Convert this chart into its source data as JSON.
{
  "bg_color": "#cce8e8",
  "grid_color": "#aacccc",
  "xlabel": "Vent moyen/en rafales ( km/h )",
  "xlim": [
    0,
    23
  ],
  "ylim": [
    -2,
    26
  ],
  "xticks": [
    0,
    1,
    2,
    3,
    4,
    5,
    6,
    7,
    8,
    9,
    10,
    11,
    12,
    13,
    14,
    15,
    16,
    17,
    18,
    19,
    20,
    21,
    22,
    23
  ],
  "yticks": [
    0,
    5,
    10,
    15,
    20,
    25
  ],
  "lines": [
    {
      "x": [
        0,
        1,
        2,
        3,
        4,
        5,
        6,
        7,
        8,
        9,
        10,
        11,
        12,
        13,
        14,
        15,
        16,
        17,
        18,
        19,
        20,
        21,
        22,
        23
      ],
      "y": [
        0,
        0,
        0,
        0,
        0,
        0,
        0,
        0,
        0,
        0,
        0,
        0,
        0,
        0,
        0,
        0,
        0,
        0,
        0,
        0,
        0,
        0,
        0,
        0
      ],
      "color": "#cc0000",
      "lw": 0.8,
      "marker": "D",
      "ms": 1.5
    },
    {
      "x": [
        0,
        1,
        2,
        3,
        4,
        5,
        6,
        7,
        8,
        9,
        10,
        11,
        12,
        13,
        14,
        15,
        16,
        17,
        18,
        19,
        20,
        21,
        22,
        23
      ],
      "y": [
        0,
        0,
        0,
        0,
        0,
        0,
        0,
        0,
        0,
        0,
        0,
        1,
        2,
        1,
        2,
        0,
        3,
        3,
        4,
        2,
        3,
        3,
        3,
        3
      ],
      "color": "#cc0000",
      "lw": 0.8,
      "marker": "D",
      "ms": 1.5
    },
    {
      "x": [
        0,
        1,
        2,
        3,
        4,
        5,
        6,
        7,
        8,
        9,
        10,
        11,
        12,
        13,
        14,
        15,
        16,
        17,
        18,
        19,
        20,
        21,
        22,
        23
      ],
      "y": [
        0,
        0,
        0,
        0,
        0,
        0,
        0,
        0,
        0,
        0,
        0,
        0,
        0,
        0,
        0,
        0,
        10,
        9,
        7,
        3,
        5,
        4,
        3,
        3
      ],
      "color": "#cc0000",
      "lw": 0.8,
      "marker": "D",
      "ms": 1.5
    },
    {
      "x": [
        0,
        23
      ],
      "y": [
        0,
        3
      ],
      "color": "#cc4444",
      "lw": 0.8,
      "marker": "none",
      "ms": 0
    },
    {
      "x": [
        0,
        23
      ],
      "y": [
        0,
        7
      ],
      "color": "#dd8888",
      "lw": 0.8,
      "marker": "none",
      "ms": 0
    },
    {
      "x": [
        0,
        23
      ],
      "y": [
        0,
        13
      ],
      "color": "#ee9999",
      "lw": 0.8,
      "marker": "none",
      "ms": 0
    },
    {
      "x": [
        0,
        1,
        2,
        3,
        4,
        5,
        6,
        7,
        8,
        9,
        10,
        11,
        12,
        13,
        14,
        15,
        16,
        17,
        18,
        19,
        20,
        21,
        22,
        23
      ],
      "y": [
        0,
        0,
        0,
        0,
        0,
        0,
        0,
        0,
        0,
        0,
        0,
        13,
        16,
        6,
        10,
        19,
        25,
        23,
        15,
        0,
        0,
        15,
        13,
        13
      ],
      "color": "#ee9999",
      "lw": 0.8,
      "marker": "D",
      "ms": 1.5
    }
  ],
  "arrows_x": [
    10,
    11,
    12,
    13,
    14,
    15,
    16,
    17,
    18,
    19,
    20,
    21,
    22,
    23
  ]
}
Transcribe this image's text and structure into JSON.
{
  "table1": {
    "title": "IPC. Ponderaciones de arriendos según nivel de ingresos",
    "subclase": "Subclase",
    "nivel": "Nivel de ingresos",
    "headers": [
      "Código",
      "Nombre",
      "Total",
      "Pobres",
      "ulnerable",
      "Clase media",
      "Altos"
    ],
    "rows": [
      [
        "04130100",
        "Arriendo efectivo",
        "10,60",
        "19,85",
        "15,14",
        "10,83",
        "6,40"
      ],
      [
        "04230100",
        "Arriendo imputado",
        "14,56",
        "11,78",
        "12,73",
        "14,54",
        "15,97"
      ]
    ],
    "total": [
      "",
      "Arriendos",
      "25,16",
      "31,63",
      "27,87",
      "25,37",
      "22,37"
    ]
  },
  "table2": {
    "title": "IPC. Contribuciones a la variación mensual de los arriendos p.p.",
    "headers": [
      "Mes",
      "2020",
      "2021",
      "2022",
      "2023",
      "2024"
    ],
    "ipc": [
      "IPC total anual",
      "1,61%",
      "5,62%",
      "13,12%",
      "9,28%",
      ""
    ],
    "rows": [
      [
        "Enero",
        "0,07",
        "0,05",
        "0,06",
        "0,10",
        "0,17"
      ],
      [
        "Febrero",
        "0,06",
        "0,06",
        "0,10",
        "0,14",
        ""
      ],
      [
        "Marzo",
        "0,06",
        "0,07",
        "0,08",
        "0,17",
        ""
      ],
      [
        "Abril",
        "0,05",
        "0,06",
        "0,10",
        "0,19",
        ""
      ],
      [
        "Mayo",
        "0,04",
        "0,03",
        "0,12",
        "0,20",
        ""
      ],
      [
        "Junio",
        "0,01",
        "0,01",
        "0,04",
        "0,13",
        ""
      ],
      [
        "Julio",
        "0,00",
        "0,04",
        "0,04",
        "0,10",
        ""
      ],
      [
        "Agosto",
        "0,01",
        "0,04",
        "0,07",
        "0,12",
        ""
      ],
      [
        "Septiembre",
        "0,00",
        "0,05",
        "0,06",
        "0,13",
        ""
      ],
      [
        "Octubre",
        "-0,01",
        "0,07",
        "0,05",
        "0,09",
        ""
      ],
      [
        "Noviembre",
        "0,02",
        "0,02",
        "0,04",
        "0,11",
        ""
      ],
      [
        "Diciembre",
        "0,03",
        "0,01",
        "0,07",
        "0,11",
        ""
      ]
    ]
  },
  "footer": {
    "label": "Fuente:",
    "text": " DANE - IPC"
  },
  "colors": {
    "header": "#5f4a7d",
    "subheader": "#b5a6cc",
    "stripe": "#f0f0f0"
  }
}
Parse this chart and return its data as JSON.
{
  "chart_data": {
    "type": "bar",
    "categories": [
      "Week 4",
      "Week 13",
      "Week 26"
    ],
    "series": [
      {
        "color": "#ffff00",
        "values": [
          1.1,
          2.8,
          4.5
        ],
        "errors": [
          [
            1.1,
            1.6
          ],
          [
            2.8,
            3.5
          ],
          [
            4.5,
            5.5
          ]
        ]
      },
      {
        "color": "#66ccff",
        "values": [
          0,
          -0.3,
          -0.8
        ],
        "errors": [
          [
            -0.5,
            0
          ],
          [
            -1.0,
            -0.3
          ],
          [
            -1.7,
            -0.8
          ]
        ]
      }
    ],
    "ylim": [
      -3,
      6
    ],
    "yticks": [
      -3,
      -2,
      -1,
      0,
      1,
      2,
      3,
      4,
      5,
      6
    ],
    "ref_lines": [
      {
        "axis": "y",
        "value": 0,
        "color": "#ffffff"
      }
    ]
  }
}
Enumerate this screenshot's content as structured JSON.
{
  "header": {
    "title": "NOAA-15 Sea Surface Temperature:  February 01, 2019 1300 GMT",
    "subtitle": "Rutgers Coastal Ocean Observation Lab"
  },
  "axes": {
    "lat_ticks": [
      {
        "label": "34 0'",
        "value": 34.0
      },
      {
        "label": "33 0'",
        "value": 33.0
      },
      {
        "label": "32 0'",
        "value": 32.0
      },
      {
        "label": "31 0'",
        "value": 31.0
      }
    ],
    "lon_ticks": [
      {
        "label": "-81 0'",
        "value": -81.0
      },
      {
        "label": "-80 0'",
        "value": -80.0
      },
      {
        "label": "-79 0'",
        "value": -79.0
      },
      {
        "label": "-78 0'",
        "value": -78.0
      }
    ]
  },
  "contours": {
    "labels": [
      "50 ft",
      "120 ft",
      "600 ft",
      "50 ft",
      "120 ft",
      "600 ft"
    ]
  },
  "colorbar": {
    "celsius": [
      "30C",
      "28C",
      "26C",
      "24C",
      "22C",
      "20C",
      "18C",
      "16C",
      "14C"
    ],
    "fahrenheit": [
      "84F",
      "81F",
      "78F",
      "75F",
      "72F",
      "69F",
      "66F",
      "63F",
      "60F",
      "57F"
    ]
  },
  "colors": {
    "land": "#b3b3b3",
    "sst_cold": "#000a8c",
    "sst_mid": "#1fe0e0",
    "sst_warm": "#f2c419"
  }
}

* _WHAT IS EXPECTED_:
Copy every line of the listing that includes the string "ingresos".

* _RESULT_:
    "title": "IPC. Ponderaciones de arriendos según nivel de ingresos",
    "nivel": "Nivel de ingresos",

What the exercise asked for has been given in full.